Copy out word for word the stretch of the records from the start through the line that contains "city-label: 91 JANESVILLE", including both of those ends.

■ **DATA SECTION**:
• • • • •

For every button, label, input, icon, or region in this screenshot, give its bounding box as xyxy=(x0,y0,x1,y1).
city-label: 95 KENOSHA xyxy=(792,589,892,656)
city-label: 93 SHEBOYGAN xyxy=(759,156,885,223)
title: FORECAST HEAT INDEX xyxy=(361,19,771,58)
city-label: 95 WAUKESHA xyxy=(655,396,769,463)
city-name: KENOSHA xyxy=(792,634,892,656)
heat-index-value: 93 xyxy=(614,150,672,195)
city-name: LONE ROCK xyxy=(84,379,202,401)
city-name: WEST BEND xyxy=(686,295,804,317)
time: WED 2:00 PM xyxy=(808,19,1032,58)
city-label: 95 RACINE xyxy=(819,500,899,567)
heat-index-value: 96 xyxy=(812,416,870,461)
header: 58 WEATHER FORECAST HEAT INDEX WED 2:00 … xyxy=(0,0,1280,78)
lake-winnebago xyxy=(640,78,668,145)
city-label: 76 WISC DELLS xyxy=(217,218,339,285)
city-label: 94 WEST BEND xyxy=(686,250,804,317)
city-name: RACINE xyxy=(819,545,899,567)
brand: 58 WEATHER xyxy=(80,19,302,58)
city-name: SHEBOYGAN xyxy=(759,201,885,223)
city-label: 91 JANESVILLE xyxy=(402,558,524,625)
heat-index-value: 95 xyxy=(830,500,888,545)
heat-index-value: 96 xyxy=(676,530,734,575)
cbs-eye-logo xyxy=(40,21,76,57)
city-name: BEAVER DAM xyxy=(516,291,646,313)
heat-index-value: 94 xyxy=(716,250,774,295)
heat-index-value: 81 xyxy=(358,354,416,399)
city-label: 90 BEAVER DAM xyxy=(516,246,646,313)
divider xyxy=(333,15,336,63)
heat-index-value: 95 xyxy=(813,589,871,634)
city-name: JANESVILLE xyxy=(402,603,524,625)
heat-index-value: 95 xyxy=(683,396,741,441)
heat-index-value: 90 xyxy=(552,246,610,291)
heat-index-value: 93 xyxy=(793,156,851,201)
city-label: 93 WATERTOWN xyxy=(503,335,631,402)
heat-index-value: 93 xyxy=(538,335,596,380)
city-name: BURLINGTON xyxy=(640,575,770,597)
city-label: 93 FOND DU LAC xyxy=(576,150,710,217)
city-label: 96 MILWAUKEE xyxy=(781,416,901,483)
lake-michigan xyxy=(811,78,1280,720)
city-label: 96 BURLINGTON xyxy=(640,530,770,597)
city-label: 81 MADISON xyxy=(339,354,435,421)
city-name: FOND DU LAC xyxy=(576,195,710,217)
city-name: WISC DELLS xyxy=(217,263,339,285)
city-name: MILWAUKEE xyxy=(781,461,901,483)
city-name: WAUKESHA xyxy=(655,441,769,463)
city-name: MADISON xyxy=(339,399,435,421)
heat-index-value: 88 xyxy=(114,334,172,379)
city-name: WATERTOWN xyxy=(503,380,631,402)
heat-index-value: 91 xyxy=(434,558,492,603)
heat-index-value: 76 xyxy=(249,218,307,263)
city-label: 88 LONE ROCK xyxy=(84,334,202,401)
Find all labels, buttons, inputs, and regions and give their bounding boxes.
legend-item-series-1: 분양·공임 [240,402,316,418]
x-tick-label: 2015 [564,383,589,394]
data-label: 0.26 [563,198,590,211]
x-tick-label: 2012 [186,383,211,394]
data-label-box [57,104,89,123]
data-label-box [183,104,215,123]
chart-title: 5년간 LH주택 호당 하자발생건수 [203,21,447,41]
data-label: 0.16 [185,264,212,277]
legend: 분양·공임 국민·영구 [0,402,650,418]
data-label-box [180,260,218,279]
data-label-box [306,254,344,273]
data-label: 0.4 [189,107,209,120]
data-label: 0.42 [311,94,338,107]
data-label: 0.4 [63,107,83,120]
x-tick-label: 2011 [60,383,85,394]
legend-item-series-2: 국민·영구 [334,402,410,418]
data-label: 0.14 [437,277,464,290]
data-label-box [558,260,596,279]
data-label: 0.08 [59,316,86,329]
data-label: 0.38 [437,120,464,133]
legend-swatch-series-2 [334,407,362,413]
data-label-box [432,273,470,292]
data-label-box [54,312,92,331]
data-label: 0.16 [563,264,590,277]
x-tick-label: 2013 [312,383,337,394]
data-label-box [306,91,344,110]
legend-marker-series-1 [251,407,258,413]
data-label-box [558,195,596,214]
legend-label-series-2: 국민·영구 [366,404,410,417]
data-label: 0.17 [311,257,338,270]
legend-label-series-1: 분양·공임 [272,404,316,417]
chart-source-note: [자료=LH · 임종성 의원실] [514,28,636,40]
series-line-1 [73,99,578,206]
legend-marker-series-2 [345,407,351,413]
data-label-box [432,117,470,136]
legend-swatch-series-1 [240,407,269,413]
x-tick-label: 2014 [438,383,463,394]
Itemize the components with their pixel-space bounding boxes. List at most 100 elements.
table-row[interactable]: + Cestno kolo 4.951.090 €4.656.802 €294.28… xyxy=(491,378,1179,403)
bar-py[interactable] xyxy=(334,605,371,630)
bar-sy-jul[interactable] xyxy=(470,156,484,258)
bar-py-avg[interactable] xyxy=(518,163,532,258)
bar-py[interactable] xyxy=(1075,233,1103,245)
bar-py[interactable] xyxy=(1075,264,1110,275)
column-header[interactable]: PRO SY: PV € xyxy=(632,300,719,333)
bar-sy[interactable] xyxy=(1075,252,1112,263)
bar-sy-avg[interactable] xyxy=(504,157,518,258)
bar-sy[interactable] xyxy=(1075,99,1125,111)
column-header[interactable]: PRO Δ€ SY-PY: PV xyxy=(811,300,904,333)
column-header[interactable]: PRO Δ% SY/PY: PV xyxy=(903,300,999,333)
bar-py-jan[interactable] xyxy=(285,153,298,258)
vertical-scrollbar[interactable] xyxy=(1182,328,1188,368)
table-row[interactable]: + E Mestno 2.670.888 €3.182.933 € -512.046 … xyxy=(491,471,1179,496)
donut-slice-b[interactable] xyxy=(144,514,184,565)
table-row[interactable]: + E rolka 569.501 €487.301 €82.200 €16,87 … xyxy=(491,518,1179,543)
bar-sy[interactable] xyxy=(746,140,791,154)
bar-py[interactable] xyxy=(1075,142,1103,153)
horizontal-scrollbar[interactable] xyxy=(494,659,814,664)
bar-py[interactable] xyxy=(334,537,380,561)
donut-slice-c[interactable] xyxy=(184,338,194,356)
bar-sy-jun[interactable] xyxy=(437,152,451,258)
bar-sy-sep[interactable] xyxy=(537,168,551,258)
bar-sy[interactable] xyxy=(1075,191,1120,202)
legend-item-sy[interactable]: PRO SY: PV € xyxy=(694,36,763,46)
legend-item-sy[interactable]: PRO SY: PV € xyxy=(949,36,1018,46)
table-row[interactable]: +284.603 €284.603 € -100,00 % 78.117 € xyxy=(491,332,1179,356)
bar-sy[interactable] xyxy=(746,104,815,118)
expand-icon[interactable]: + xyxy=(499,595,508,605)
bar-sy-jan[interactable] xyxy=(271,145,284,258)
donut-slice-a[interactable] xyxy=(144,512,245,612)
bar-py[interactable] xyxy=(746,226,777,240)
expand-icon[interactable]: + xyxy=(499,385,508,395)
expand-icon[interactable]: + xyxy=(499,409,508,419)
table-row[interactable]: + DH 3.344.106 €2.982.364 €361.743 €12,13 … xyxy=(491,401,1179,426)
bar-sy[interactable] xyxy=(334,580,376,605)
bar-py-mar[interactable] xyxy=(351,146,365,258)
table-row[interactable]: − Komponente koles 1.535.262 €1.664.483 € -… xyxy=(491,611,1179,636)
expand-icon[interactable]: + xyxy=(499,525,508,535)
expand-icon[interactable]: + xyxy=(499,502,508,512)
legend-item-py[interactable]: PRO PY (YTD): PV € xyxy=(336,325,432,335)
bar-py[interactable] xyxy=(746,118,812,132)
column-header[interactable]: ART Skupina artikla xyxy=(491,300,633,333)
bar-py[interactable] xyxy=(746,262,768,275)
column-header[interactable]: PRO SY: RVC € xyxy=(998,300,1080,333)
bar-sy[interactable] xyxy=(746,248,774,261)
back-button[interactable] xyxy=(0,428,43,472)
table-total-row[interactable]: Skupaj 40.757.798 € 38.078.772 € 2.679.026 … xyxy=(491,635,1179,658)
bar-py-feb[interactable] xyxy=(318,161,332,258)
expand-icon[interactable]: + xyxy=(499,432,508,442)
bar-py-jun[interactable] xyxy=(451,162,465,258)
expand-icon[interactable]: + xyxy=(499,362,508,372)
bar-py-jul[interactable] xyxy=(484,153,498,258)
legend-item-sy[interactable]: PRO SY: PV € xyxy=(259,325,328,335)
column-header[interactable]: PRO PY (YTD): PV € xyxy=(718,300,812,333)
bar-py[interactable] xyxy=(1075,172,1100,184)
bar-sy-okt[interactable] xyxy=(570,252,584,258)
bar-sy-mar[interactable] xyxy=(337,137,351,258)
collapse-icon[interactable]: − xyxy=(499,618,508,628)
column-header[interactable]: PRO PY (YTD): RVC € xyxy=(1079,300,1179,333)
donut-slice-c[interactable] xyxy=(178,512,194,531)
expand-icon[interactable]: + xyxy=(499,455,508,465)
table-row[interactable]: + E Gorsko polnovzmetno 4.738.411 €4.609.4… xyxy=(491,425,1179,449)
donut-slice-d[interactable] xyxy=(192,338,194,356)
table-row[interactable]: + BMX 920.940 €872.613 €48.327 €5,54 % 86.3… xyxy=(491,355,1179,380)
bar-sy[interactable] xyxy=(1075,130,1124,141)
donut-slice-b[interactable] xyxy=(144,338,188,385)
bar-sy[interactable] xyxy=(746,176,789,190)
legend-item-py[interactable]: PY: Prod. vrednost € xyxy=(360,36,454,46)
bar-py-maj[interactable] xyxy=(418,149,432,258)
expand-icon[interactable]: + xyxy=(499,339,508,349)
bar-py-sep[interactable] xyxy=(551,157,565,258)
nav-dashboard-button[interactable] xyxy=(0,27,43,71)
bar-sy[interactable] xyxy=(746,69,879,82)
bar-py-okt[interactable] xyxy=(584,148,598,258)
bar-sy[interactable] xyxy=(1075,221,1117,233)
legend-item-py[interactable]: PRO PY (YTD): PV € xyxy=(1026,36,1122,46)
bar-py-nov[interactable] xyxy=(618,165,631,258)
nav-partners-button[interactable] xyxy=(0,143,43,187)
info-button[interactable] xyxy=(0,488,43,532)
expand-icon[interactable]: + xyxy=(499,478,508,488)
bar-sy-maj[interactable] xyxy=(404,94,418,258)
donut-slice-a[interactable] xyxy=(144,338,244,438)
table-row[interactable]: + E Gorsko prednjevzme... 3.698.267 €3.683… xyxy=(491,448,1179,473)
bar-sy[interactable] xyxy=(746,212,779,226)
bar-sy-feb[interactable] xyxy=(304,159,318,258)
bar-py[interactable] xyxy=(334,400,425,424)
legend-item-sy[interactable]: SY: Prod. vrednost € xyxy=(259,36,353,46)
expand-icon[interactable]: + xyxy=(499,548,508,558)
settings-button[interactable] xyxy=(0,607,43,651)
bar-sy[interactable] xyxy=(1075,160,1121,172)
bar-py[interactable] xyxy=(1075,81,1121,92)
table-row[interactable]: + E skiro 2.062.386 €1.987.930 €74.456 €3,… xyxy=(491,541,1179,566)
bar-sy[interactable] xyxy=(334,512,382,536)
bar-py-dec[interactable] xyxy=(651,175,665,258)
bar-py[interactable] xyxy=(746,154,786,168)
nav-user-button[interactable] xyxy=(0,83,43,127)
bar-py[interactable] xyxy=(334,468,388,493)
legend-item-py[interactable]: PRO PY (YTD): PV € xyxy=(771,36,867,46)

• • • • •

■ **OUTPUT**:
For every button, label, input, icon, or region in this screenshot, give its bounding box as xyxy=(x0,y0,x1,y1).
city-label: 95 KENOSHA xyxy=(792,589,892,656)
city-label: 93 SHEBOYGAN xyxy=(759,156,885,223)
title: FORECAST HEAT INDEX xyxy=(361,19,771,58)
city-label: 95 WAUKESHA xyxy=(655,396,769,463)
city-name: KENOSHA xyxy=(792,634,892,656)
heat-index-value: 93 xyxy=(614,150,672,195)
city-name: LONE ROCK xyxy=(84,379,202,401)
city-name: WEST BEND xyxy=(686,295,804,317)
time: WED 2:00 PM xyxy=(808,19,1032,58)
city-label: 95 RACINE xyxy=(819,500,899,567)
heat-index-value: 96 xyxy=(812,416,870,461)
header: 58 WEATHER FORECAST HEAT INDEX WED 2:00 … xyxy=(0,0,1280,78)
lake-winnebago xyxy=(640,78,668,145)
city-label: 76 WISC DELLS xyxy=(217,218,339,285)
city-label: 94 WEST BEND xyxy=(686,250,804,317)
city-name: RACINE xyxy=(819,545,899,567)
brand: 58 WEATHER xyxy=(80,19,302,58)
city-name: SHEBOYGAN xyxy=(759,201,885,223)
city-label: 91 JANESVILLE xyxy=(402,558,524,625)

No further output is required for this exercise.